(Aim of the exercise): Look through the lines below and extract each one that contains "home".

(Data for processing):
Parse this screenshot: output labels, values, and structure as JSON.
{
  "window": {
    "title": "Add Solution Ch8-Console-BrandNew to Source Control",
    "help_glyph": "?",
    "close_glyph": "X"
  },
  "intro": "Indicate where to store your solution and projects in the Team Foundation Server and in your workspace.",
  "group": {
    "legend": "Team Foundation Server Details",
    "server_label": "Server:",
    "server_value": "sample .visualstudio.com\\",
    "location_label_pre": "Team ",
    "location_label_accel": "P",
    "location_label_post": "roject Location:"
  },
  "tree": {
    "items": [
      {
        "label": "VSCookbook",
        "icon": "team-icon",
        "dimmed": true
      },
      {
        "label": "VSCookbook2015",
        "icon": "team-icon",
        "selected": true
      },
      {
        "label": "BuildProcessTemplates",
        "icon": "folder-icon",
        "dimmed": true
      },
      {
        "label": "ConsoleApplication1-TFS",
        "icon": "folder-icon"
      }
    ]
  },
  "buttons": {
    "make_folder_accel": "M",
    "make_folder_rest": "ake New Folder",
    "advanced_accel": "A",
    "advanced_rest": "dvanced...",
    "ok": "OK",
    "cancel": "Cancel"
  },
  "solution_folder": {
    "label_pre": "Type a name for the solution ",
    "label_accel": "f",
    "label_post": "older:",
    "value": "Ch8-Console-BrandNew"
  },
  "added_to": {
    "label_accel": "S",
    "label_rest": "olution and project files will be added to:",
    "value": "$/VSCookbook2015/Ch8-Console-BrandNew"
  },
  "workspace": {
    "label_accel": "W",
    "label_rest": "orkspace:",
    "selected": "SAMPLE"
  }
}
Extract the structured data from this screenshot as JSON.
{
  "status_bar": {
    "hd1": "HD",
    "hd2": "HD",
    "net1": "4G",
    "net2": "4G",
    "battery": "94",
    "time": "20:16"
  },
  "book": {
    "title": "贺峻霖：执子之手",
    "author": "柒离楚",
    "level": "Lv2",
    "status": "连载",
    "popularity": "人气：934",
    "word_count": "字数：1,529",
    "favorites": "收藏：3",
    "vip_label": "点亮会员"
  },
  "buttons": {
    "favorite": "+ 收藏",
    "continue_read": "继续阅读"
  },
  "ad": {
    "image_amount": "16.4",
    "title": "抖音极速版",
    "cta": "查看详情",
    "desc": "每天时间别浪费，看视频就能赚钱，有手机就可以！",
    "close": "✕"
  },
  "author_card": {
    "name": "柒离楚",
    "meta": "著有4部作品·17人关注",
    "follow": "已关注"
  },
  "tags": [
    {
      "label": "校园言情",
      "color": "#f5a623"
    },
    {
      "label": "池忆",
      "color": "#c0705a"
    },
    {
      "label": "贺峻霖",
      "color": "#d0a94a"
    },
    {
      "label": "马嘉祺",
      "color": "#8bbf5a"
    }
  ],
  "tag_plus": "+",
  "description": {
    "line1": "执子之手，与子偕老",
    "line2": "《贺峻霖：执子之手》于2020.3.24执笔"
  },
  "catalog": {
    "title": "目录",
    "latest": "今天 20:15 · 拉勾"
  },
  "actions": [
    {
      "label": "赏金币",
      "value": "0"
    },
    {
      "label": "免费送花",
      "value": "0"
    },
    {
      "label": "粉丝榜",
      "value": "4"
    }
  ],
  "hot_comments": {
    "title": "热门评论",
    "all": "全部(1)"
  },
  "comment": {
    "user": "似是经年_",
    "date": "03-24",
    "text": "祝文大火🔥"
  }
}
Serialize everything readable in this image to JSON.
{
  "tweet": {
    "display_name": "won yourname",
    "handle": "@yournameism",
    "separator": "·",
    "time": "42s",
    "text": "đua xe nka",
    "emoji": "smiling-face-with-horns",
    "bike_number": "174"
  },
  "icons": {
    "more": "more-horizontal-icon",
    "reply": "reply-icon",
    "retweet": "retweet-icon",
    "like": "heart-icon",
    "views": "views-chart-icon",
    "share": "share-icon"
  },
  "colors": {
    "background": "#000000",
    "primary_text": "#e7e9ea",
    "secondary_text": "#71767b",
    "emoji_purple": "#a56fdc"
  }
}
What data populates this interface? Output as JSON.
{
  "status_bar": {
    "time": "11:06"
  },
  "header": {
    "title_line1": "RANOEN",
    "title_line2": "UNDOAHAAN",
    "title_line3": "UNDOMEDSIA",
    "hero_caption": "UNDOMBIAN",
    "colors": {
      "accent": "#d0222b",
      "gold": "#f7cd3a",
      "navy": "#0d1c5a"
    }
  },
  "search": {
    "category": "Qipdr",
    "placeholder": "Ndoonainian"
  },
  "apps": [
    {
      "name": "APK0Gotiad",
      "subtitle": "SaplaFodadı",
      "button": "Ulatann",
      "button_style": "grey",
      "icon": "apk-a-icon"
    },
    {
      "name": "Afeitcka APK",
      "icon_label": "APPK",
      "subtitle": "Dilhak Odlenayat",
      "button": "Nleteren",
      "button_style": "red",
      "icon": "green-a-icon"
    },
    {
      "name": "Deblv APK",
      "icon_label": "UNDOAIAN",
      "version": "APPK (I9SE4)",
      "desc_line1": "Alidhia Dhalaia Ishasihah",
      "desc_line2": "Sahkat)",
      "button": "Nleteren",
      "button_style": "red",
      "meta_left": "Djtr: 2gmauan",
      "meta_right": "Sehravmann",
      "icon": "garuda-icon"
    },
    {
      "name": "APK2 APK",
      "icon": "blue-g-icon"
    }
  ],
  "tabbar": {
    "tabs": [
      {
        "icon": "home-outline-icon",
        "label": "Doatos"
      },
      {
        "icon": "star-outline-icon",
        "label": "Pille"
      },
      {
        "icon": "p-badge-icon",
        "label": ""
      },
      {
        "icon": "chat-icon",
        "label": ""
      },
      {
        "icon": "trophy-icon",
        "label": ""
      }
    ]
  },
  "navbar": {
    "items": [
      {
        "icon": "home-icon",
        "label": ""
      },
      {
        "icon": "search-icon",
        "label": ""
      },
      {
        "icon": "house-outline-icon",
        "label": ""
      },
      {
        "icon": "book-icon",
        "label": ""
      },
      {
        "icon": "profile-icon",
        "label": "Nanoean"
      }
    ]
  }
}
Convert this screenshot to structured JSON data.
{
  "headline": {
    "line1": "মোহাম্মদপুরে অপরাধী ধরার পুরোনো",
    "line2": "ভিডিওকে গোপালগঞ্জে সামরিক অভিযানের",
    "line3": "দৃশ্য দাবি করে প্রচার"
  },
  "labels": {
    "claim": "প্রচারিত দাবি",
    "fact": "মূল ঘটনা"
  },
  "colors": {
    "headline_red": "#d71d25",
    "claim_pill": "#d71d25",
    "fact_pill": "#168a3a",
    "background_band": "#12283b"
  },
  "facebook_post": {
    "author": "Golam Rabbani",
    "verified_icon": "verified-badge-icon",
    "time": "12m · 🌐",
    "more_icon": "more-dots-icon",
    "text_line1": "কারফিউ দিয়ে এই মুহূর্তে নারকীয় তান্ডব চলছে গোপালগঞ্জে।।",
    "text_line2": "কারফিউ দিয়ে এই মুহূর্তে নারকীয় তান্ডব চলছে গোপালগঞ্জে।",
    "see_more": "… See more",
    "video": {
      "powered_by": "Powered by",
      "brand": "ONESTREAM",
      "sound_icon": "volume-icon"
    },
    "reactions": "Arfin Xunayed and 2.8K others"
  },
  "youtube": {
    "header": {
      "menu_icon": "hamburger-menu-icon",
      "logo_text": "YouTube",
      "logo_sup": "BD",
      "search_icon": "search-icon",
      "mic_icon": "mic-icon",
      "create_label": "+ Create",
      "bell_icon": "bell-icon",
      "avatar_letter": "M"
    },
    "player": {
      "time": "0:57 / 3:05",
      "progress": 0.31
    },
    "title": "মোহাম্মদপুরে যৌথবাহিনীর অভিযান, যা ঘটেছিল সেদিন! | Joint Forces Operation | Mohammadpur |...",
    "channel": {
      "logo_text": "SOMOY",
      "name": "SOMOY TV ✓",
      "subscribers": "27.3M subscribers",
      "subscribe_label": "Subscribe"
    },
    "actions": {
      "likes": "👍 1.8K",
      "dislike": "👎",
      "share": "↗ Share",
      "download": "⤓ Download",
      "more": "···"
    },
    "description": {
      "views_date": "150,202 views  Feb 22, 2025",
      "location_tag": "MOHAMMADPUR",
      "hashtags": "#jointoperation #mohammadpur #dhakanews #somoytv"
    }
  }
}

(Exercise solution):
        "icon": "home-outline-icon",
        "icon": "home-icon",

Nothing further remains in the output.